Does the applicant intend to comply with visa conditions?

  1. For the applicant to meet cl.500.212(b), the Tribunal must be satisfied that the applicant intends to comply with any conditions subject to which the visa is granted, having regard to the applicant’s record of compliance with any condition of any visa they previously held, and the applicant’s stated intention to comply with any conditions to which the visa may be subject.

  2. A visa granted to an applicant who meets the primary criteria must have the following conditions imposed (cl.500.611(1)): 8105 (work limitation), 8202 (enrolment/course progress/course attendance), 8501 (health insurance), 8516 (continue to satisfy criteria), 8517 (dependents’ education), 8532 (arrangements for under 18s) and 8533 (notify address/education provider). The following conditions may also be imposed in some cases (cl.500.611(2)): 8303 (no disruptive or violent activity) and 8534 (limited visa entitlement).

  3. The applicant has declared that she intends to comply with any conditions imposed on her student visa, should such a visa be granted to her.  There is nothing in the evidence before the Tribunal, whether as to her immigration record or otherwise, that would suggest that she has any contrary intention.  The Tribunal sees no reason to disbelieve the applicant’s statement.

  4. On the basis of the above, the Tribunal is satisfied that the applicant intends to comply with the conditions subject to which the visa is granted as required by cl.500.212(b).

Is the applicant a genuine applicant for entry and stay as a student because of any other relevant matter?

  1. For the applicant to meet cl.500.212(c), the Tribunal must be satisfied that the applicant is a genuine applicant for entry and stay as a student because of any other relevant matter (in addition to the requirements in cl.500.212(a) and (b)).

  2. The evidence before the Tribunal does not raise any such other relevant matter.

  3. Accordingly, the Tribunal is satisfied that the applicant is a genuine applicant for entry and stay as a student as required by cl.500.212.

  4. Given the above findings, the appropriate course is to remit the application for the visa to the Minister to consider the remaining criteria for a Subclass 500 (Student) visa.

DECISION

  1. The Tribunal remits the application for a Student (Temporary) (Class TU) visa for reconsideration, with the direction that the applicant meets the following criteria for a Subclass 500 (Student) visa:

    · cl.500.212 of Schedule 2 to the Regulations.

David Thompson
Member


Attachment – Direction No.69

DIRECTION NUMBER 69 – ASSESSING THE GENUINE TEMPORARY ENTRANT CRITERION FOR STUDENT VISA AND STUDENT GUARDIAN VISA APPLICATIONS

(Section 499)

I, PETER DUTTON, Minister for Immigration and Border Protection give this Direction under section 499 of the Migration Act 1958 (the Act).

Dated: 18 April 2016

Peter Dutton


Minister for Immigration and Border Protection

Note: Section 499(1) of the Act empowers the Minister to give a written direction to a person or body having functions or powers under the Act if the directions are about the performance of those functions; or the exercise of those powers. Under section 499(2) of the Act, the direction must not be inconsistent with the Act or the Migration Regulations 1994. Under section 499(2A) of the Act, the person or body must comply with the Direction.

···

TO DO:
(A) In the student visa decision, turn the paragraph beginning "A visa granted to an applicant who meets the primary criteria" into a short list that keeps its main facts.
(B) Carry the student visa decision further, starting after its final sentence, the note on what section 499 of the Act allows and requires.

RECORD EXTRACTS:
···

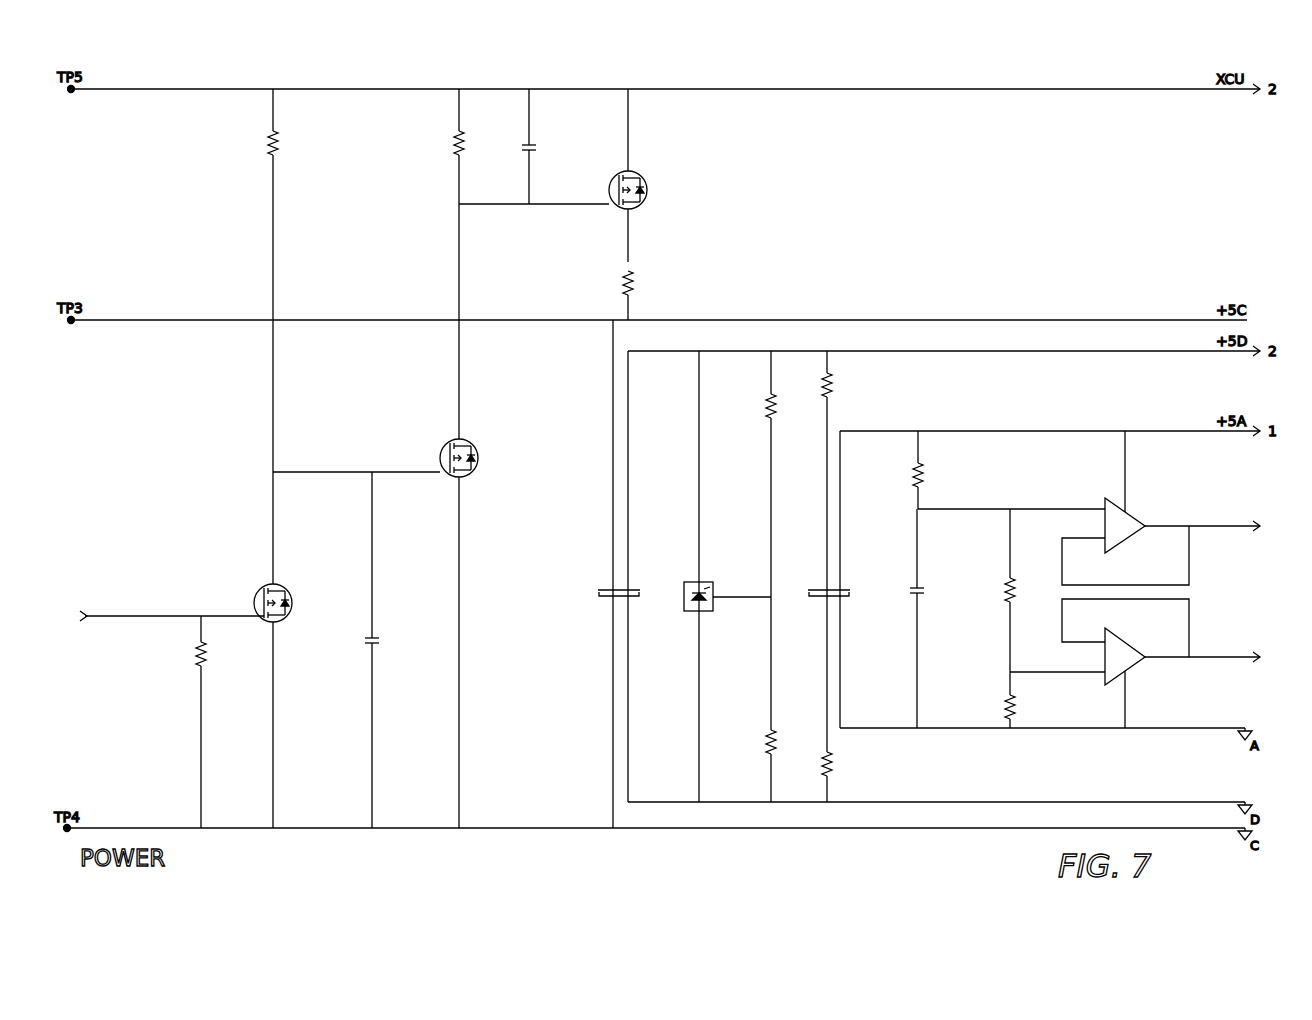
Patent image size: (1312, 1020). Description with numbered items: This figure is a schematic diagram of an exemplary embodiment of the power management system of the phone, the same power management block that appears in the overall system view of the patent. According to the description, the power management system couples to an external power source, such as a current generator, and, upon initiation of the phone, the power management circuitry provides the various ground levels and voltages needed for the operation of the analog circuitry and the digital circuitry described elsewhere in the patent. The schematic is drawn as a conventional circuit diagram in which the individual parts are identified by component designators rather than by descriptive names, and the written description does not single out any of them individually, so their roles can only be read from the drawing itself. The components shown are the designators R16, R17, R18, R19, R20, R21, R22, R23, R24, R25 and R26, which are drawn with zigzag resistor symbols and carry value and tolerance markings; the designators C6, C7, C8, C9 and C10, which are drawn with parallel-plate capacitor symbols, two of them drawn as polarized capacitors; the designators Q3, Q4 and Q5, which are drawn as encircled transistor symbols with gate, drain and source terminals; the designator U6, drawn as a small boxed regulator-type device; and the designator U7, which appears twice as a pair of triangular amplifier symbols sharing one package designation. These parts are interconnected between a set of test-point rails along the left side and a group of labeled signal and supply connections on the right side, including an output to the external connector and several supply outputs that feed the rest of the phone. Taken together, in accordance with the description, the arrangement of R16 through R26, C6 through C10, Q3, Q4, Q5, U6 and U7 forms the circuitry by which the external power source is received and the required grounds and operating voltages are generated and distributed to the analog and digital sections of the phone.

The resistor 100K 5% R16 is at (210, 722).
The resistor 10K 5% R17 is at (278, 336).
The resistor 1M0 5% R18 is at (464, 264).
The resistor 49R9 1% R19 is at (637, 287).
The resistor 25K 0.1% R20 is at (768, 540).
The resistor 25K 0.1% R21 is at (768, 765).
The resistor 1R0 R22 is at (842, 470).
The resistor 1R0 R23 is at (842, 696).
The resistor 10K 0.1% R24 is at (917, 470).
The resistor 20K 0.1% R25 is at (1006, 602).
The resistor 20K 0.1% R26 is at (1006, 710).
The capacitor 10N0 C6 is at (394, 650).
The capacitor 10N0 C7 is at (550, 146).
The capacitor 33U C8 is at (636, 589).
The capacitor 33U C9 is at (848, 589).
The capacitor 10N0 C10 is at (936, 618).
The MOSFET BSS138 Q3 is at (208, 603).
The MOSFET BSS138 Q4 is at (481, 458).
The MOSFET NDS0605 Q5 is at (656, 175).
The voltage reference LM431 U6 is at (727, 576).
The operational amplifier OPA2350 U7 is at (1169, 579).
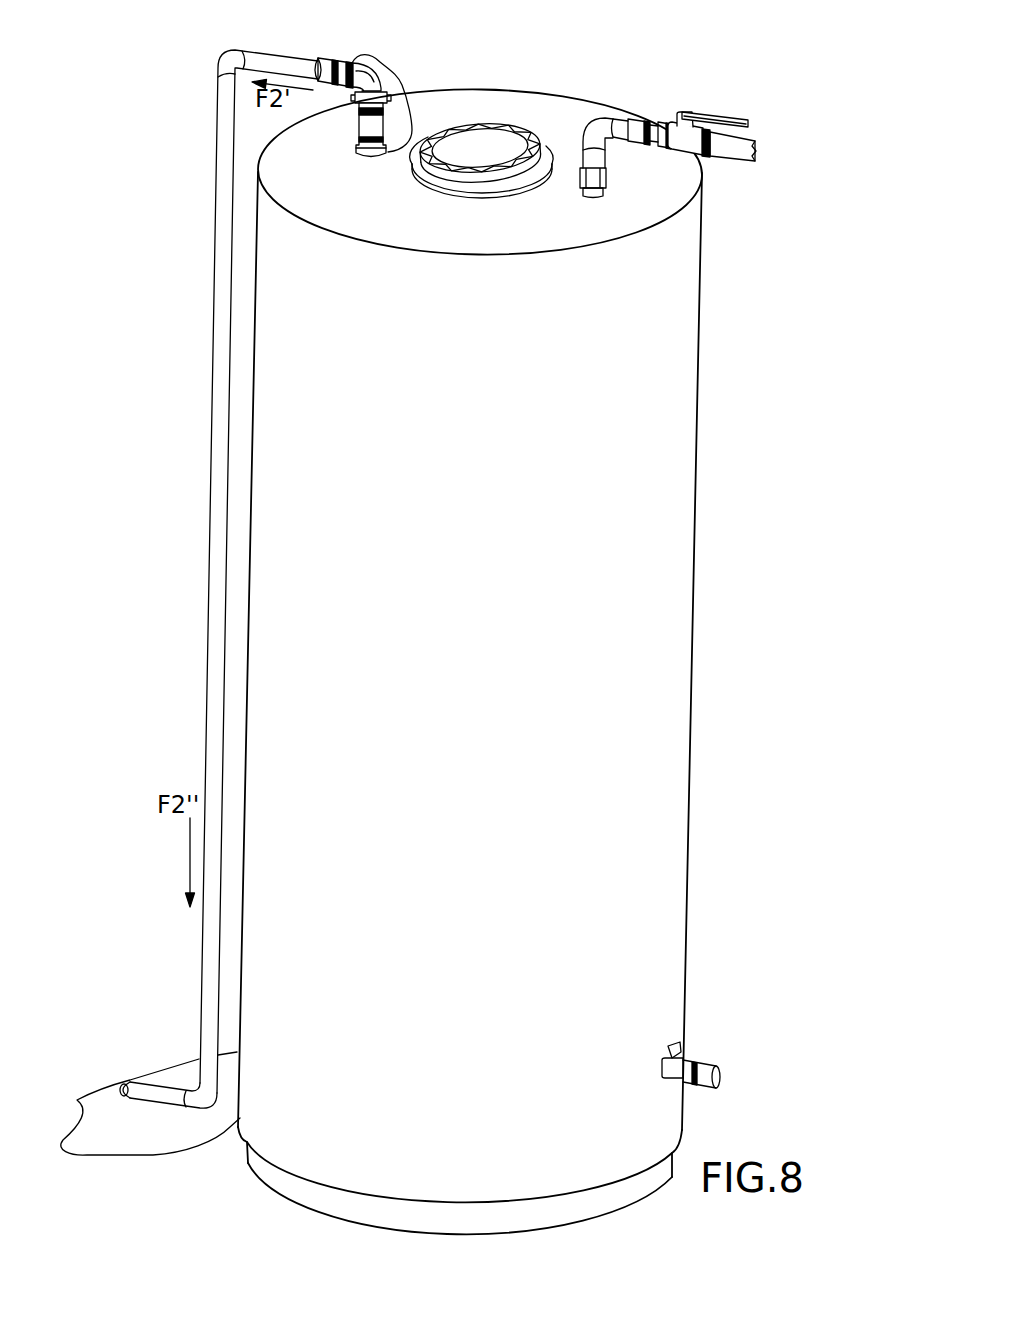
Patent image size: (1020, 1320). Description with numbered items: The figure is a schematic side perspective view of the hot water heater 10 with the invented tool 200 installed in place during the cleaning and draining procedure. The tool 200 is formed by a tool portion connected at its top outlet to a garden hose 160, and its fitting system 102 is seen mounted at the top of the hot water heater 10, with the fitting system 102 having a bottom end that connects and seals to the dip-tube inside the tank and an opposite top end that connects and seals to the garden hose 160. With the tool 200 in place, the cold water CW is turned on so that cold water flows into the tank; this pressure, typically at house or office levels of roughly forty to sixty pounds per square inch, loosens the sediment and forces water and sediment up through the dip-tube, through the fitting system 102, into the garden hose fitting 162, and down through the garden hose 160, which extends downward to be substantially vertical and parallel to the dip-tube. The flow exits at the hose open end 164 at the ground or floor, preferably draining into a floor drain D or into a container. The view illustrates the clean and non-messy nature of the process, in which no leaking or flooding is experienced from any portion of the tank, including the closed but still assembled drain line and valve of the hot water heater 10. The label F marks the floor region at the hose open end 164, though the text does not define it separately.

The hot water heater 10 is at (732, 470).
The fitting system 102 is at (397, 106).
The garden hose 160 is at (214, 345).
The garden hose fitting 162 is at (338, 60).
The hose open end 164 is at (123, 1082).
The tool 200 is at (240, 554).
The cold water CW is at (822, 160).
The floor drain D is at (125, 1087).
The floor puddle F is at (110, 1128).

···

RESPONSES PER TASK:
(A)
Conditions that must be imposed (cl.500.611(1)):
- 8105: work limitation
- 8202: enrolment, course progress and course attendance
- 8501: health insurance
- 8516: continue to satisfy criteria
- 8517: dependents' education
- 8532: arrangements for under 18s
- 8533: notify address or education provider

Conditions that may be imposed in some cases (cl.500.611(2)):
- 8303: no disruptive or violent activity
- 8534: limited visa entitlement

(B)
Part 1 of Direction No. 69 - Preliminary

Name of Direction

This Direction is Direction No. 69 - Assessing the genuine temporary entrant criterion for Student visa and Student Guardian visa applications.

It may be cited as Direction No. 69.

Commencement

This Direction commences on 1 July 2016.

Interpretation

Act means the Migration Act 1958.

Genuine temporary entrant means a person who satisfies the genuine temporary entrant criterion for Student visa or Student Guardian visa applications.

Genuine temporary entrant criterion refers to clause 500.212(a), 500.312(a) and 590.215(a) at Schedule 2 to the Regulations.

Home country has the same meaning as the definition of that term in regulation 1.03 in Part 1 of the Regulations.

Regulations mean the Migration Regulations 1994.

Relative has the same meaning as the definition of that term in regulation 1.03 in Part 1 of the Regulations.

Spouse has the same meaning as the definition of the term in section 5F of the Act.

Student visa means a Subclass 500 (Student) visa

Student Guardian visa means a Subclass 590 (Student Guardian) visa.

Application

This Direction applies to delegates performing functions or exercising powers under section 65 of the Act in relation to assessing an applicant’s temporary entrant criterion for Student visa applications in Schedule 2 to the Regulations.

This Direction also applies to members of the Administrative Appeals Tribunal who review the decisions of primary decision-makers in relation to a Student visa or a Student Guardian visa application.

The genuine temporary entrant criterion must be satisfied by all applicants who make an application for either a Student visa seeking to satisfy the primary criteria for a Student Guardian visa.

Preamble

The Australian Government operates a student visa programme that enables people who are not Australian citizens or Australian permanent residents to undertake study in Australia. A person who wants to undertake a course of study under the student visa programme must obtain a student visa before they can commence a course of study in Australia.  A successful applicant must be both a genuine temporary entrant and a genuine student.

An applicant who is a genuine temporary entrant will have circumstances that support a genuine intention to temporarily enter and remain in Australia, notwithstanding the potential for this intention to change over time to an intention to utilise lawful means to remain in Australia for an extended period of time or permanently.

The genuine temporary entrant criterion for Student visa applications requires the Minister to be satisfied that the applicant intends genuinely to stay in Australia temporarily, having regard to:

a.the applicant’s circumstances; and

b.the applicant’s immigration history; and

c.if the applicant is a minor — the intentions of a parent, legal guardian or spouse of the applicant; and

d.any other relevant matter.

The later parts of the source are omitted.